--- START Material supplied ---

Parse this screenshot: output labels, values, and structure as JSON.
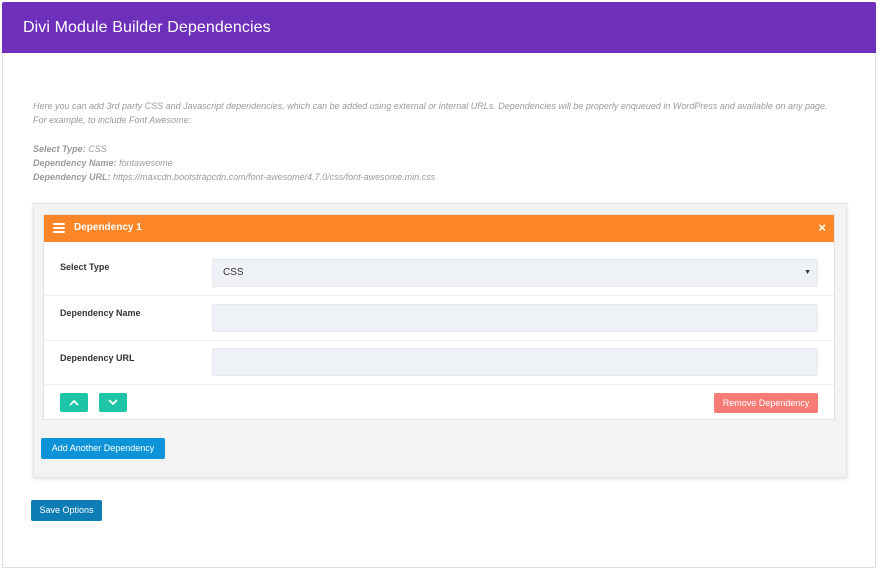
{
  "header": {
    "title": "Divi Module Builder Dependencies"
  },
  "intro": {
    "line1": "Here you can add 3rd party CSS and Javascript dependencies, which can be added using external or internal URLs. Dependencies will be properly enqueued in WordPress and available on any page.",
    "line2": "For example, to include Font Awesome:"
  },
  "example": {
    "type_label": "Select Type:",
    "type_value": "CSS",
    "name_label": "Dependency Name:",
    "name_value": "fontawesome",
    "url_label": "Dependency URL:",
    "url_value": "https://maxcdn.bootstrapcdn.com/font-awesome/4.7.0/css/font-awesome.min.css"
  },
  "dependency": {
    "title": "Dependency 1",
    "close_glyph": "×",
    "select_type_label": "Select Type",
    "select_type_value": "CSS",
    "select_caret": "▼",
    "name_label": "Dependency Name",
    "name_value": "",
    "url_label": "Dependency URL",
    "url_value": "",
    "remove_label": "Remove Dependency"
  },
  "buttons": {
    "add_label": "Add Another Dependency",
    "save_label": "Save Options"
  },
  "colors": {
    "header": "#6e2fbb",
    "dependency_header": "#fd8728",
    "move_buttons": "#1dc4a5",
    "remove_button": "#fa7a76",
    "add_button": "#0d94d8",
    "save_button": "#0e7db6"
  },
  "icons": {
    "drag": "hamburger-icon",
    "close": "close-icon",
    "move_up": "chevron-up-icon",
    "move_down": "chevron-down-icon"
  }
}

--- END Material supplied ---

• **Task details**:
Write out the whole listing exactly, and drop the pictures.

• **Written response**:
Parse this screenshot: output labels, values, and structure as JSON.
{
  "header": {
    "title": "Divi Module Builder Dependencies"
  },
  "intro": {
    "line1": "Here you can add 3rd party CSS and Javascript dependencies, which can be added using external or internal URLs. Dependencies will be properly enqueued in WordPress and available on any page.",
    "line2": "For example, to include Font Awesome:"
  },
  "example": {
    "type_label": "Select Type:",
    "type_value": "CSS",
    "name_label": "Dependency Name:",
    "name_value": "fontawesome",
    "url_label": "Dependency URL:",
    "url_value": "https://maxcdn.bootstrapcdn.com/font-awesome/4.7.0/css/font-awesome.min.css"
  },
  "dependency": {
    "title": "Dependency 1",
    "close_glyph": "×",
    "select_type_label": "Select Type",
    "select_type_value": "CSS",
    "select_caret": "▼",
    "name_label": "Dependency Name",
    "name_value": "",
    "url_label": "Dependency URL",
    "url_value": "",
    "remove_label": "Remove Dependency"
  },
  "buttons": {
    "add_label": "Add Another Dependency",
    "save_label": "Save Options"
  },
  "colors": {
    "header": "#6e2fbb",
    "dependency_header": "#fd8728",
    "move_buttons": "#1dc4a5",
    "remove_button": "#fa7a76",
    "add_button": "#0d94d8",
    "save_button": "#0e7db6"
  },
  "icons": {
    "drag": "hamburger-icon",
    "close": "close-icon",
    "move_up": "chevron-up-icon",
    "move_down": "chevron-down-icon"
  }
}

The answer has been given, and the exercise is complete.